*Saved data entries*
________________________

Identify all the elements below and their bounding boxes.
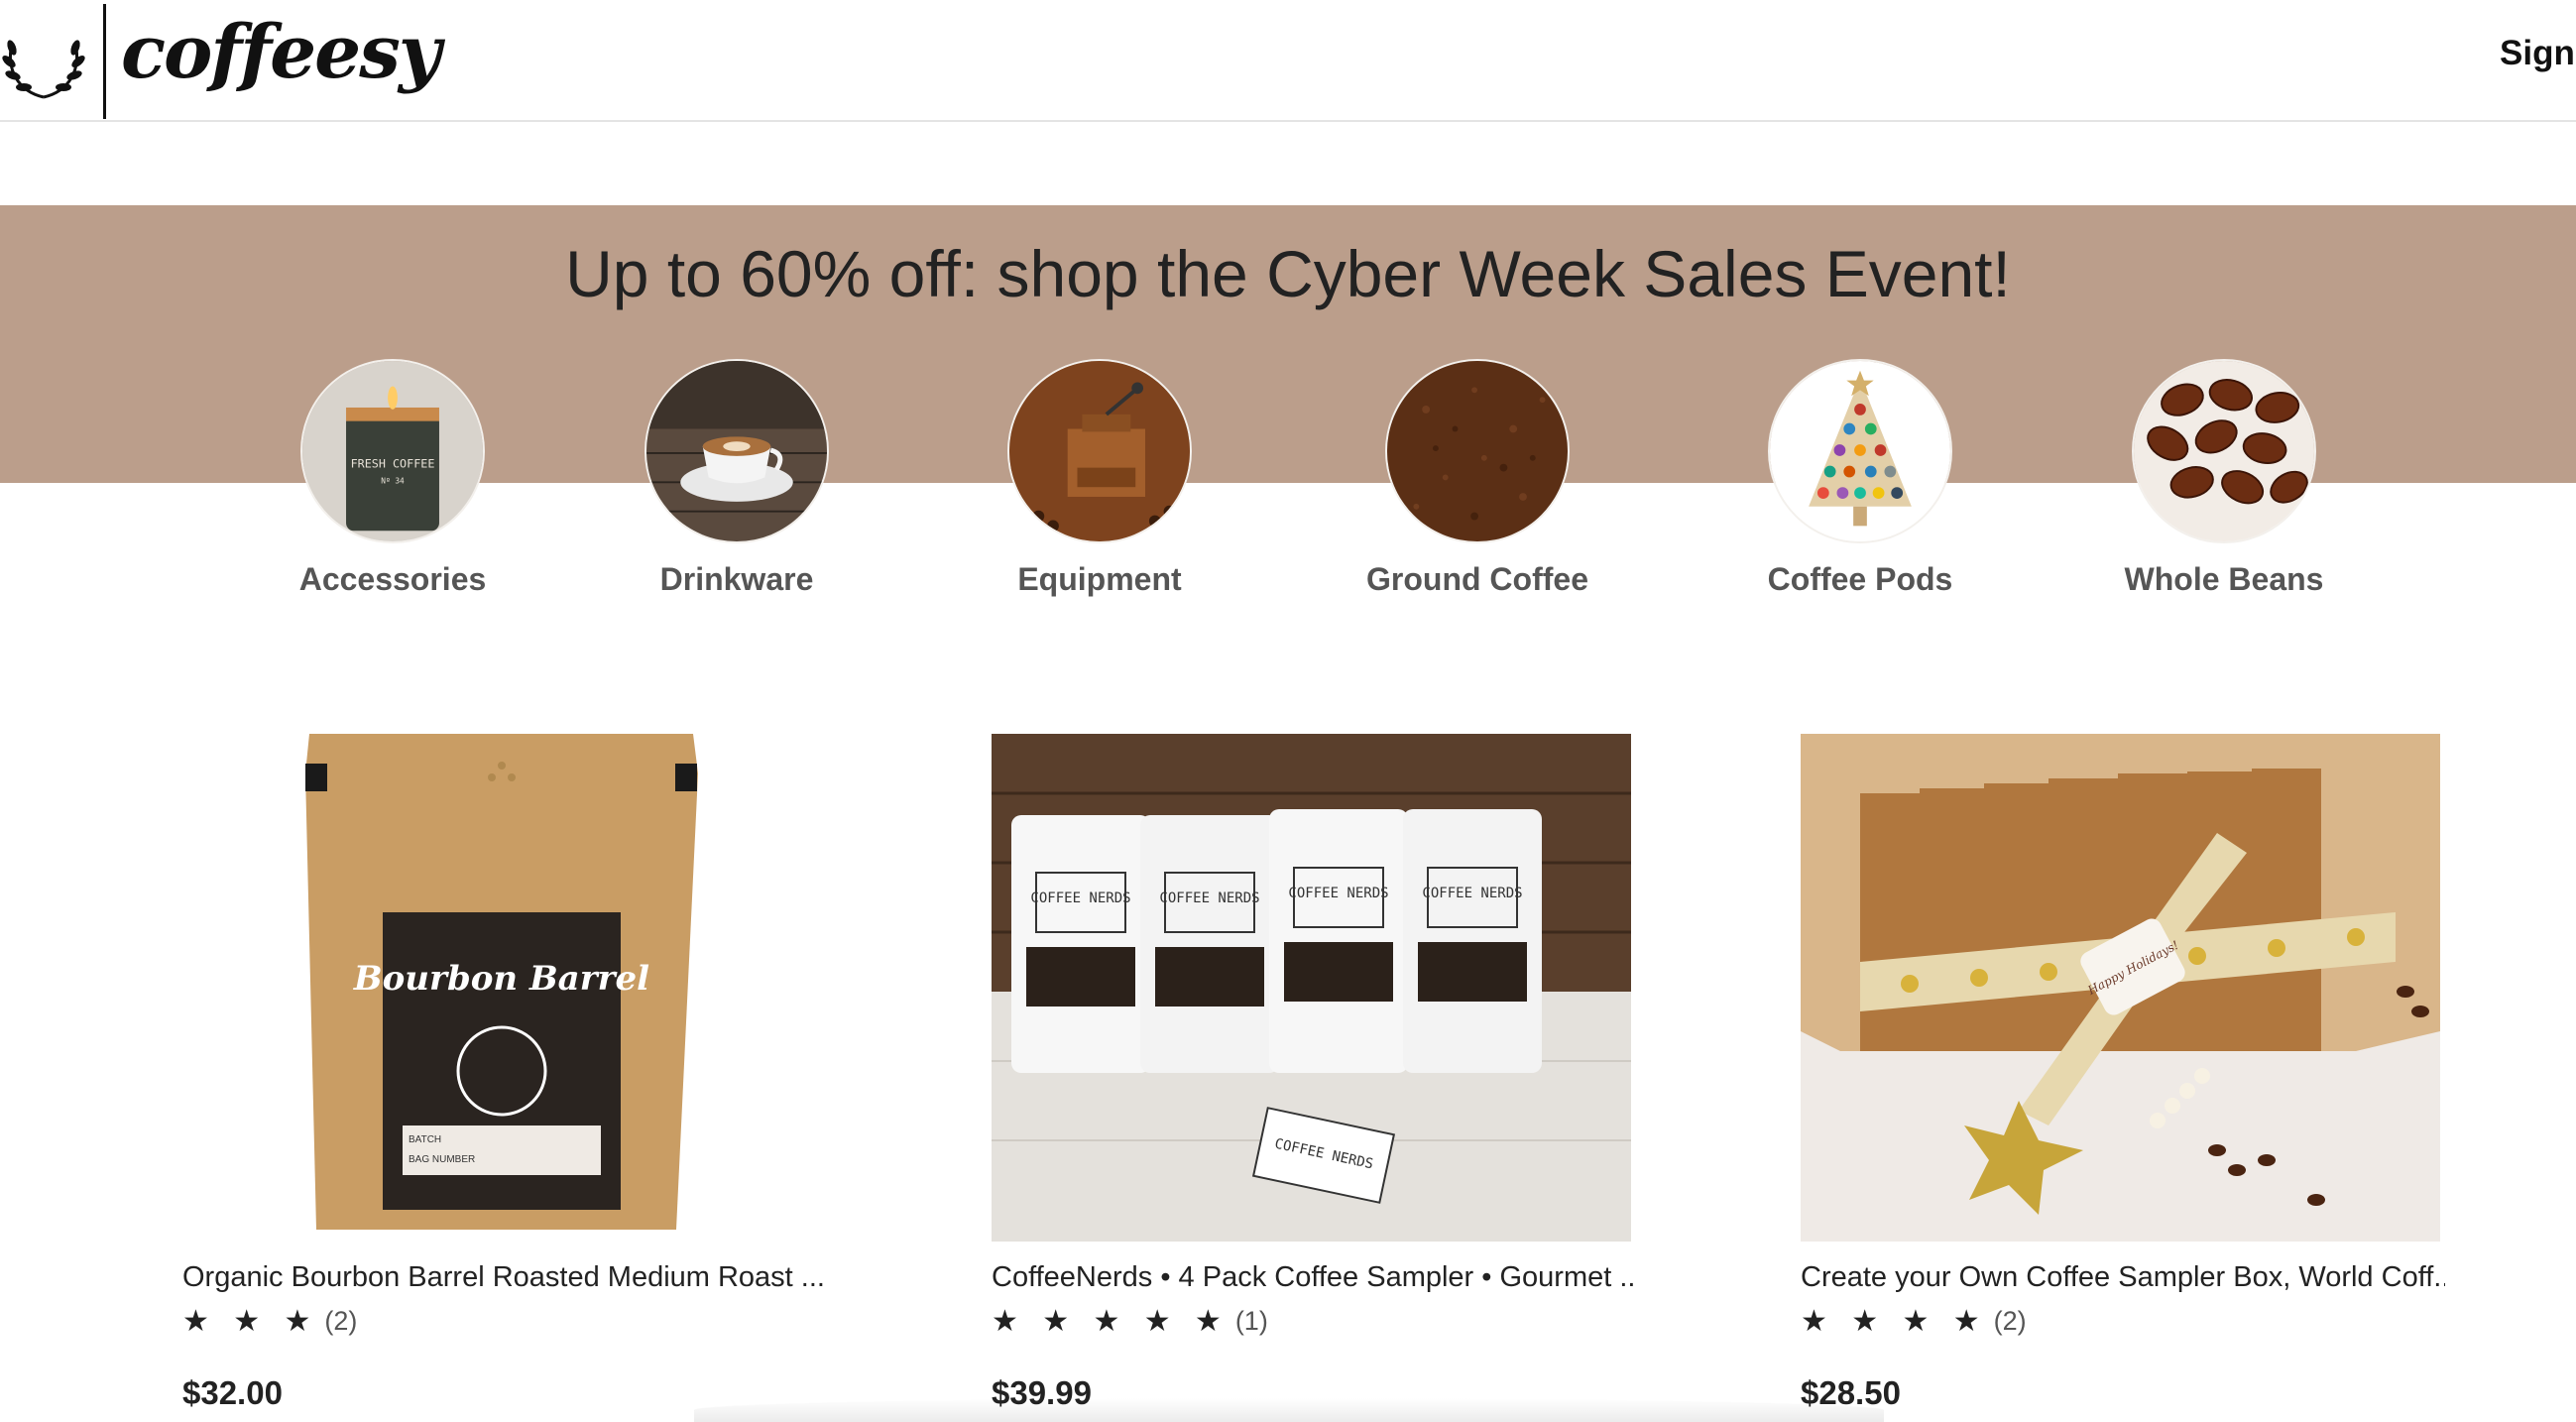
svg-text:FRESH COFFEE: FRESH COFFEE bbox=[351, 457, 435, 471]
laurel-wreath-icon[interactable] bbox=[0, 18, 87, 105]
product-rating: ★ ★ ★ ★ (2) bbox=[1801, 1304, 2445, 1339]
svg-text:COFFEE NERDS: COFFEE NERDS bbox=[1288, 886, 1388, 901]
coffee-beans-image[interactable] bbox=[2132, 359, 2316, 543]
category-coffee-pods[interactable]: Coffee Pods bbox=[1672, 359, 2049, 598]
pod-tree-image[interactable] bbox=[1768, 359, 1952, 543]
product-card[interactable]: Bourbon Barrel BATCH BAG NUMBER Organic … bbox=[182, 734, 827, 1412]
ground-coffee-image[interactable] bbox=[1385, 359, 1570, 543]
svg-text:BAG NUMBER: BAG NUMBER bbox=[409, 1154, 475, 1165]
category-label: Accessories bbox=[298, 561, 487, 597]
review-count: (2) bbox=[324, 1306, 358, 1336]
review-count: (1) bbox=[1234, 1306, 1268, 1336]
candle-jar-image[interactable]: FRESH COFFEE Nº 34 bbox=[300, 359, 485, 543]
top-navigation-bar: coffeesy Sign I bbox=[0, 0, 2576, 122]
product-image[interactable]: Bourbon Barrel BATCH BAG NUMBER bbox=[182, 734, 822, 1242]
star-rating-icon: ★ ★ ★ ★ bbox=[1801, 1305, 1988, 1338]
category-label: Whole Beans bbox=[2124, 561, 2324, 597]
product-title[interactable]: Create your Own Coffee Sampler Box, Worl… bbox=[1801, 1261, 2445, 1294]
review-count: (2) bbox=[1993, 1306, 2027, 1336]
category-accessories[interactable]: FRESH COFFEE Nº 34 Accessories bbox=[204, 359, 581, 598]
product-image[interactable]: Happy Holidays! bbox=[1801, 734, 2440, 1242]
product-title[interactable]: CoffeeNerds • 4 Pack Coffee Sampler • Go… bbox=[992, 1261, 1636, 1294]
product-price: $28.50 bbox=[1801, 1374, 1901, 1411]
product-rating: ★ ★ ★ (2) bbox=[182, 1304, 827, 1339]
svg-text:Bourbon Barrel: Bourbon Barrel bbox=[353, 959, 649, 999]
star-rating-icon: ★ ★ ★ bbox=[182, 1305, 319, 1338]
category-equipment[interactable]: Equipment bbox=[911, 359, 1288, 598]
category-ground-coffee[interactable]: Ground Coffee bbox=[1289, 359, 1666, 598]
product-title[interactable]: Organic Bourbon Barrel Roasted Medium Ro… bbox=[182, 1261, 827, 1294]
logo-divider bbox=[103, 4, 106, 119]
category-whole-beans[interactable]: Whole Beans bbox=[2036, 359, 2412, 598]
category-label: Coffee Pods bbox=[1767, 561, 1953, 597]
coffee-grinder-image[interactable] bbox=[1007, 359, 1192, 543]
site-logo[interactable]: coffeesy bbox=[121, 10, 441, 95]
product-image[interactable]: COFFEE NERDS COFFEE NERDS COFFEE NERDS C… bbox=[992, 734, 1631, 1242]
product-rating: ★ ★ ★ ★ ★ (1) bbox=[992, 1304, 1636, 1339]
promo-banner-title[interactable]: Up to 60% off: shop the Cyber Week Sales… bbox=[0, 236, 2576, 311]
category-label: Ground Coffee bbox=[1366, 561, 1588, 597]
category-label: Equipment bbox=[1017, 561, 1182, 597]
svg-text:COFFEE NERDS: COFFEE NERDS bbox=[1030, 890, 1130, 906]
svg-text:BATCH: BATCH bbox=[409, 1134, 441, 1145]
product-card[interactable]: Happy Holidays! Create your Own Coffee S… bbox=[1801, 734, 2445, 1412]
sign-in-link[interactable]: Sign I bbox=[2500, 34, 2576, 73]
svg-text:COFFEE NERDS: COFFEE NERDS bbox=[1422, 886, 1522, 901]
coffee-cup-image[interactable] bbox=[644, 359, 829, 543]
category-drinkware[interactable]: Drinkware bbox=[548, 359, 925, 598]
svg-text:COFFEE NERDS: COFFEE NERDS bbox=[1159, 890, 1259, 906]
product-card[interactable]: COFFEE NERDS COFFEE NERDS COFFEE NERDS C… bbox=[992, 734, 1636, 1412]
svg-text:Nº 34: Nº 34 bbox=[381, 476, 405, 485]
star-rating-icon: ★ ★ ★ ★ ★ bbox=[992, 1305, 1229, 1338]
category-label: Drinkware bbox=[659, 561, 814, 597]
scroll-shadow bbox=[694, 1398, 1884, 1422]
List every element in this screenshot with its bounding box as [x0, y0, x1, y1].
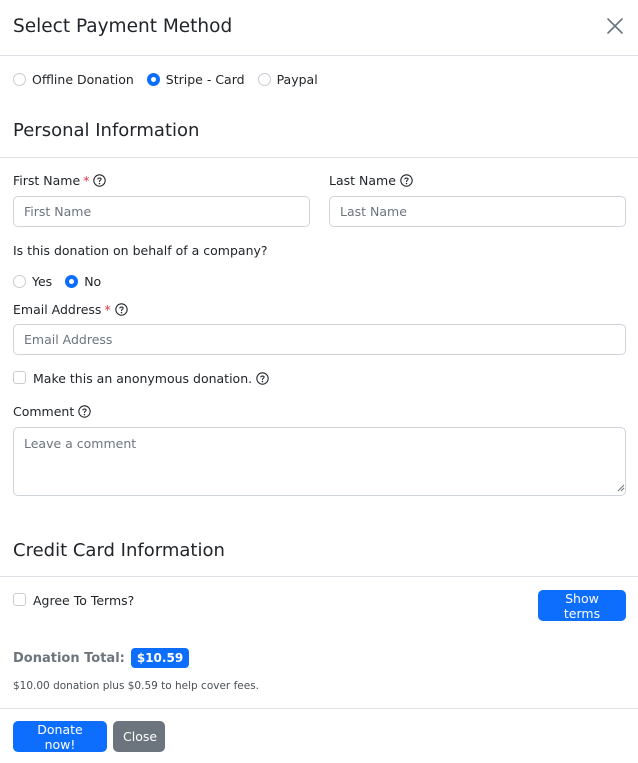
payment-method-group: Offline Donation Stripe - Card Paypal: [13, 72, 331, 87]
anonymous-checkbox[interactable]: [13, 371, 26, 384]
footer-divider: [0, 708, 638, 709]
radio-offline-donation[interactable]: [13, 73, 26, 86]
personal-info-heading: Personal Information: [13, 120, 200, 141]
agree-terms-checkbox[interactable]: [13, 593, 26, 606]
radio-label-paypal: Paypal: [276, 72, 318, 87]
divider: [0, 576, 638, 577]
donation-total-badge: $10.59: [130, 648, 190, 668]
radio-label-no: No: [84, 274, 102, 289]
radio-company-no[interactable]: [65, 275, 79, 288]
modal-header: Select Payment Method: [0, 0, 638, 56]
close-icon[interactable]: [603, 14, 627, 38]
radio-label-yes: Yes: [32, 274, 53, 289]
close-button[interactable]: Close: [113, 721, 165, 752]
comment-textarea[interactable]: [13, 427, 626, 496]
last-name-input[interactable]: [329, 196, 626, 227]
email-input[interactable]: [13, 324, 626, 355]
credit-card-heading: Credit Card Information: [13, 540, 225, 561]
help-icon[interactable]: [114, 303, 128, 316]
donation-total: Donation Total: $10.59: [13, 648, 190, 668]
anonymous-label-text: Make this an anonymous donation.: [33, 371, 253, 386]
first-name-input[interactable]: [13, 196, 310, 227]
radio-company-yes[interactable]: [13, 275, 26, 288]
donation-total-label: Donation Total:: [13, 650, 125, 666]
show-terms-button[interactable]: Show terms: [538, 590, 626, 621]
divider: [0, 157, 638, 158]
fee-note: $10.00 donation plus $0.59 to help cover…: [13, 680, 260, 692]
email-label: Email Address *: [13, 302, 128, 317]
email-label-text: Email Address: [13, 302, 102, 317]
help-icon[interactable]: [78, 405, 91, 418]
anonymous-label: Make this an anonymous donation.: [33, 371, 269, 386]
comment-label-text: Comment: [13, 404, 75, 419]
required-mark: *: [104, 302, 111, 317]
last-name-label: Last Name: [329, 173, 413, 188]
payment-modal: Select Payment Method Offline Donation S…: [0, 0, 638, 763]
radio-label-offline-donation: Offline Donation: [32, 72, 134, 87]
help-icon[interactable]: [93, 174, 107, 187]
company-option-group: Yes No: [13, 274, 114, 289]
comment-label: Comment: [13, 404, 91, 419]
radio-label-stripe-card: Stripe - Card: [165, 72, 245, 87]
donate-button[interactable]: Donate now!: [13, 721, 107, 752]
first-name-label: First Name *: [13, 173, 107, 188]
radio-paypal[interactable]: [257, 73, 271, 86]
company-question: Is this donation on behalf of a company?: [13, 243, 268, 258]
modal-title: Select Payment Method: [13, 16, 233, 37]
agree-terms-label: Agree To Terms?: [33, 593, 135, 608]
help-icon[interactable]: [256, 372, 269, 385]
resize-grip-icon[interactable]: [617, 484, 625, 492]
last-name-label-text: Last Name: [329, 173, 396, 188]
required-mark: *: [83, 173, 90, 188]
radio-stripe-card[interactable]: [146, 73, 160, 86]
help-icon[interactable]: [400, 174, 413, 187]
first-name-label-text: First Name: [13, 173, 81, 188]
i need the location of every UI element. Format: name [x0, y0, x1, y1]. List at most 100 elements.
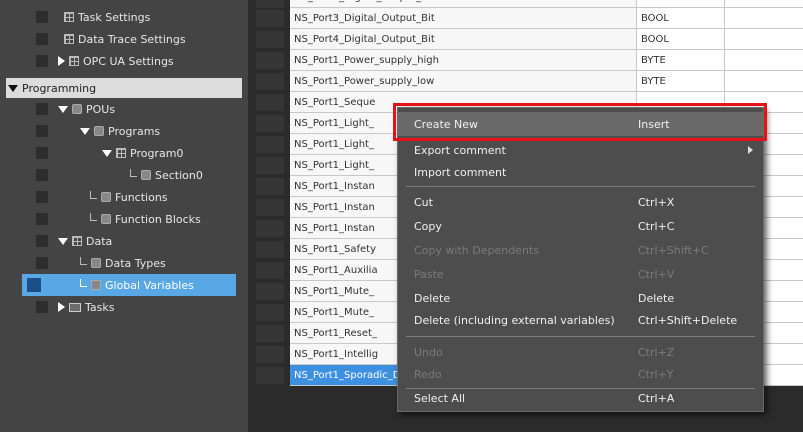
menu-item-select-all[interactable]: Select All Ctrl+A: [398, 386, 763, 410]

________________________

*PROBLEM REQUIREMENTS*
Could you give the stretch of records from the line containing "payment-method-group: Offline Donation" through the line containing "personal-info-heading: Personal Information: [13, 120, 200, 141]" again, renaming "Paypal" to "PayPal" and keeping everything else unchanged?

*FINAL ANSWER*
payment-method-group: Offline Donation Stripe - Card PayPal: [13, 72, 331, 87]
anonymous-checkbox[interactable]: [13, 371, 26, 384]
footer-divider: [0, 708, 638, 709]
radio-offline-donation[interactable]: [13, 73, 26, 86]
personal-info-heading: Personal Information: [13, 120, 200, 141]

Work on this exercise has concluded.